**Goal**
Repeat all entries exactly.

──────────────────────────────

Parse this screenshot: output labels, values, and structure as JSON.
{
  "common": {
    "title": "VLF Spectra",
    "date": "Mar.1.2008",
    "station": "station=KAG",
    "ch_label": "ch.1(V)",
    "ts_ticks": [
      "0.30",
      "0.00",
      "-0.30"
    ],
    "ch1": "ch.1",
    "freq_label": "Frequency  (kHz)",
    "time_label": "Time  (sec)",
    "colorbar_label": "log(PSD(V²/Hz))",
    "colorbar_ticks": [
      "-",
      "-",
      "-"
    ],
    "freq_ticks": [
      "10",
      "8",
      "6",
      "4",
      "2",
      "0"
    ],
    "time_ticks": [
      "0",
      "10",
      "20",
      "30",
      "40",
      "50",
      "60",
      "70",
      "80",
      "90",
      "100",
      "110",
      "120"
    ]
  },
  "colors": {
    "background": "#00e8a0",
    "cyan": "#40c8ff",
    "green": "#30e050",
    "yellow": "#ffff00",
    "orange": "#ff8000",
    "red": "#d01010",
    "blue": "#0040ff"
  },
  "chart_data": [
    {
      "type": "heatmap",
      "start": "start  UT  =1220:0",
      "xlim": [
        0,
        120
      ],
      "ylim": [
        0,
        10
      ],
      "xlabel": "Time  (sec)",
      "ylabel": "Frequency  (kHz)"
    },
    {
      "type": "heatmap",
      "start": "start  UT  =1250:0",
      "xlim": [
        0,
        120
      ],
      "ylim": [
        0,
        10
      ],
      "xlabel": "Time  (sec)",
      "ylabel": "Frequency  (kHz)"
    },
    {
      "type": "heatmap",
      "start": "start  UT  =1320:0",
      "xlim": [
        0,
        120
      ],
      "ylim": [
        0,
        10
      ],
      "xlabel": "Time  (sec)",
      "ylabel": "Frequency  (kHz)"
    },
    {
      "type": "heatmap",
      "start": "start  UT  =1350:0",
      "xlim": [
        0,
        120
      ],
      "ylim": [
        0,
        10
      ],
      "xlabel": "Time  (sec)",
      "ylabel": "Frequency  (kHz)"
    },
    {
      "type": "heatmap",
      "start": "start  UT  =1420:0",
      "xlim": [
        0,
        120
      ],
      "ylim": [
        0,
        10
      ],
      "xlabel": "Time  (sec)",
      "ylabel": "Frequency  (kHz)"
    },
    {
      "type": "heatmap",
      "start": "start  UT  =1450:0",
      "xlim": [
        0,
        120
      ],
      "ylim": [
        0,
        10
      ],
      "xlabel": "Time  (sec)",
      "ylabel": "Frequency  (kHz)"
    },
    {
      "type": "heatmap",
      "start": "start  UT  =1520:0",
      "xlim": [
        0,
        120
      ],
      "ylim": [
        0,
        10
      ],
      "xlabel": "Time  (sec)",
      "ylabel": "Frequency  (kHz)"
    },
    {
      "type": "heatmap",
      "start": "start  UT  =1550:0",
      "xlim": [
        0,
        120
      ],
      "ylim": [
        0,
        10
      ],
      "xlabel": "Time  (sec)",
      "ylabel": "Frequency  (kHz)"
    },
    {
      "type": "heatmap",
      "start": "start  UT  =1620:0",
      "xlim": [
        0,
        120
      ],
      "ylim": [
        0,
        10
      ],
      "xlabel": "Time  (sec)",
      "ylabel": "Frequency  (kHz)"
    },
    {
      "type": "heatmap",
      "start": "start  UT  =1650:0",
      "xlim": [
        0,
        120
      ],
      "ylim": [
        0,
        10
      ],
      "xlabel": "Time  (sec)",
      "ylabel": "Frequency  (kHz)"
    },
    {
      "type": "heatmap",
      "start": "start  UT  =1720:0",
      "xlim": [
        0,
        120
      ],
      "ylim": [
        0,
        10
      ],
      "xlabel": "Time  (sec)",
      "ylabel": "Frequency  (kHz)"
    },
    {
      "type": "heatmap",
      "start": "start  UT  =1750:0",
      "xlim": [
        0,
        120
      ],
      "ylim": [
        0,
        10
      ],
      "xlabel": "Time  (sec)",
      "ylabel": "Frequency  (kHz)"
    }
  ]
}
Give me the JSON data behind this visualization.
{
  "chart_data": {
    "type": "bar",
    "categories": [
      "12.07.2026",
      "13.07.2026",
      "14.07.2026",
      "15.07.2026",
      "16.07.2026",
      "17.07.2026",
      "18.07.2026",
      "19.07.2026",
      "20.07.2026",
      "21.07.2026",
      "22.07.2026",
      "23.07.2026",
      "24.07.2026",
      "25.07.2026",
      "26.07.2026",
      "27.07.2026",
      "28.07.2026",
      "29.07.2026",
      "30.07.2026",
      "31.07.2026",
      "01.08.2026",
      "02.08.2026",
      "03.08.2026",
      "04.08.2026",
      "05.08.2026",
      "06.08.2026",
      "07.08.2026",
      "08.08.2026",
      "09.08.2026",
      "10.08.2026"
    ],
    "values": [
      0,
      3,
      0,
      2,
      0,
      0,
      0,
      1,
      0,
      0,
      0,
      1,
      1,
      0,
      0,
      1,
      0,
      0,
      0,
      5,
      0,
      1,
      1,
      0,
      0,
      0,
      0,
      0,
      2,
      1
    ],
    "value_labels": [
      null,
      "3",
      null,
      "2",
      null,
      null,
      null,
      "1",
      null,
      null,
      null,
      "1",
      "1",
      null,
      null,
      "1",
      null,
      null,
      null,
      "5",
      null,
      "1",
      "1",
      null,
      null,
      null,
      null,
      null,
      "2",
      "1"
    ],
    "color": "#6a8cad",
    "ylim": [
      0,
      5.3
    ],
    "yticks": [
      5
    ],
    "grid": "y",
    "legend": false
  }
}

──────────────────────────────

**Worked answer**
Parse this screenshot: output labels, values, and structure as JSON.
{
  "common": {
    "title": "VLF Spectra",
    "date": "Mar.1.2008",
    "station": "station=KAG",
    "ch_label": "ch.1(V)",
    "ts_ticks": [
      "0.30",
      "0.00",
      "-0.30"
    ],
    "ch1": "ch.1",
    "freq_label": "Frequency  (kHz)",
    "time_label": "Time  (sec)",
    "colorbar_label": "log(PSD(V²/Hz))",
    "colorbar_ticks": [
      "-",
      "-",
      "-"
    ],
    "freq_ticks": [
      "10",
      "8",
      "6",
      "4",
      "2",
      "0"
    ],
    "time_ticks": [
      "0",
      "10",
      "20",
      "30",
      "40",
      "50",
      "60",
      "70",
      "80",
      "90",
      "100",
      "110",
      "120"
    ]
  },
  "colors": {
    "background": "#00e8a0",
    "cyan": "#40c8ff",
    "green": "#30e050",
    "yellow": "#ffff00",
    "orange": "#ff8000",
    "red": "#d01010",
    "blue": "#0040ff"
  },
  "chart_data": [
    {
      "type": "heatmap",
      "start": "start  UT  =1220:0",
      "xlim": [
        0,
        120
      ],
      "ylim": [
        0,
        10
      ],
      "xlabel": "Time  (sec)",
      "ylabel": "Frequency  (kHz)"
    },
    {
      "type": "heatmap",
      "start": "start  UT  =1250:0",
      "xlim": [
        0,
        120
      ],
      "ylim": [
        0,
        10
      ],
      "xlabel": "Time  (sec)",
      "ylabel": "Frequency  (kHz)"
    },
    {
      "type": "heatmap",
      "start": "start  UT  =1320:0",
      "xlim": [
        0,
        120
      ],
      "ylim": [
        0,
        10
      ],
      "xlabel": "Time  (sec)",
      "ylabel": "Frequency  (kHz)"
    },
    {
      "type": "heatmap",
      "start": "start  UT  =1350:0",
      "xlim": [
        0,
        120
      ],
      "ylim": [
        0,
        10
      ],
      "xlabel": "Time  (sec)",
      "ylabel": "Frequency  (kHz)"
    },
    {
      "type": "heatmap",
      "start": "start  UT  =1420:0",
      "xlim": [
        0,
        120
      ],
      "ylim": [
        0,
        10
      ],
      "xlabel": "Time  (sec)",
      "ylabel": "Frequency  (kHz)"
    },
    {
      "type": "heatmap",
      "start": "start  UT  =1450:0",
      "xlim": [
        0,
        120
      ],
      "ylim": [
        0,
        10
      ],
      "xlabel": "Time  (sec)",
      "ylabel": "Frequency  (kHz)"
    },
    {
      "type": "heatmap",
      "start": "start  UT  =1520:0",
      "xlim": [
        0,
        120
      ],
      "ylim": [
        0,
        10
      ],
      "xlabel": "Time  (sec)",
      "ylabel": "Frequency  (kHz)"
    },
    {
      "type": "heatmap",
      "start": "start  UT  =1550:0",
      "xlim": [
        0,
        120
      ],
      "ylim": [
        0,
        10
      ],
      "xlabel": "Time  (sec)",
      "ylabel": "Frequency  (kHz)"
    },
    {
      "type": "heatmap",
      "start": "start  UT  =1620:0",
      "xlim": [
        0,
        120
      ],
      "ylim": [
        0,
        10
      ],
      "xlabel": "Time  (sec)",
      "ylabel": "Frequency  (kHz)"
    },
    {
      "type": "heatmap",
      "start": "start  UT  =1650:0",
      "xlim": [
        0,
        120
      ],
      "ylim": [
        0,
        10
      ],
      "xlabel": "Time  (sec)",
      "ylabel": "Frequency  (kHz)"
    },
    {
      "type": "heatmap",
      "start": "start  UT  =1720:0",
      "xlim": [
        0,
        120
      ],
      "ylim": [
        0,
        10
      ],
      "xlabel": "Time  (sec)",
      "ylabel": "Frequency  (kHz)"
    },
    {
      "type": "heatmap",
      "start": "start  UT  =1750:0",
      "xlim": [
        0,
        120
      ],
      "ylim": [
        0,
        10
      ],
      "xlabel": "Time  (sec)",
      "ylabel": "Frequency  (kHz)"
    }
  ]
}
Give me the JSON data behind this visualization.
{
  "chart_data": {
    "type": "bar",
    "categories": [
      "12.07.2026",
      "13.07.2026",
      "14.07.2026",
      "15.07.2026",
      "16.07.2026",
      "17.07.2026",
      "18.07.2026",
      "19.07.2026",
      "20.07.2026",
      "21.07.2026",
      "22.07.2026",
      "23.07.2026",
      "24.07.2026",
      "25.07.2026",
      "26.07.2026",
      "27.07.2026",
      "28.07.2026",
      "29.07.2026",
      "30.07.2026",
      "31.07.2026",
      "01.08.2026",
      "02.08.2026",
      "03.08.2026",
      "04.08.2026",
      "05.08.2026",
      "06.08.2026",
      "07.08.2026",
      "08.08.2026",
      "09.08.2026",
      "10.08.2026"
    ],
    "values": [
      0,
      3,
      0,
      2,
      0,
      0,
      0,
      1,
      0,
      0,
      0,
      1,
      1,
      0,
      0,
      1,
      0,
      0,
      0,
      5,
      0,
      1,
      1,
      0,
      0,
      0,
      0,
      0,
      2,
      1
    ],
    "value_labels": [
      null,
      "3",
      null,
      "2",
      null,
      null,
      null,
      "1",
      null,
      null,
      null,
      "1",
      "1",
      null,
      null,
      "1",
      null,
      null,
      null,
      "5",
      null,
      "1",
      "1",
      null,
      null,
      null,
      null,
      null,
      "2",
      "1"
    ],
    "color": "#6a8cad",
    "ylim": [
      0,
      5.3
    ],
    "yticks": [
      5
    ],
    "grid": "y",
    "legend": false
  }
}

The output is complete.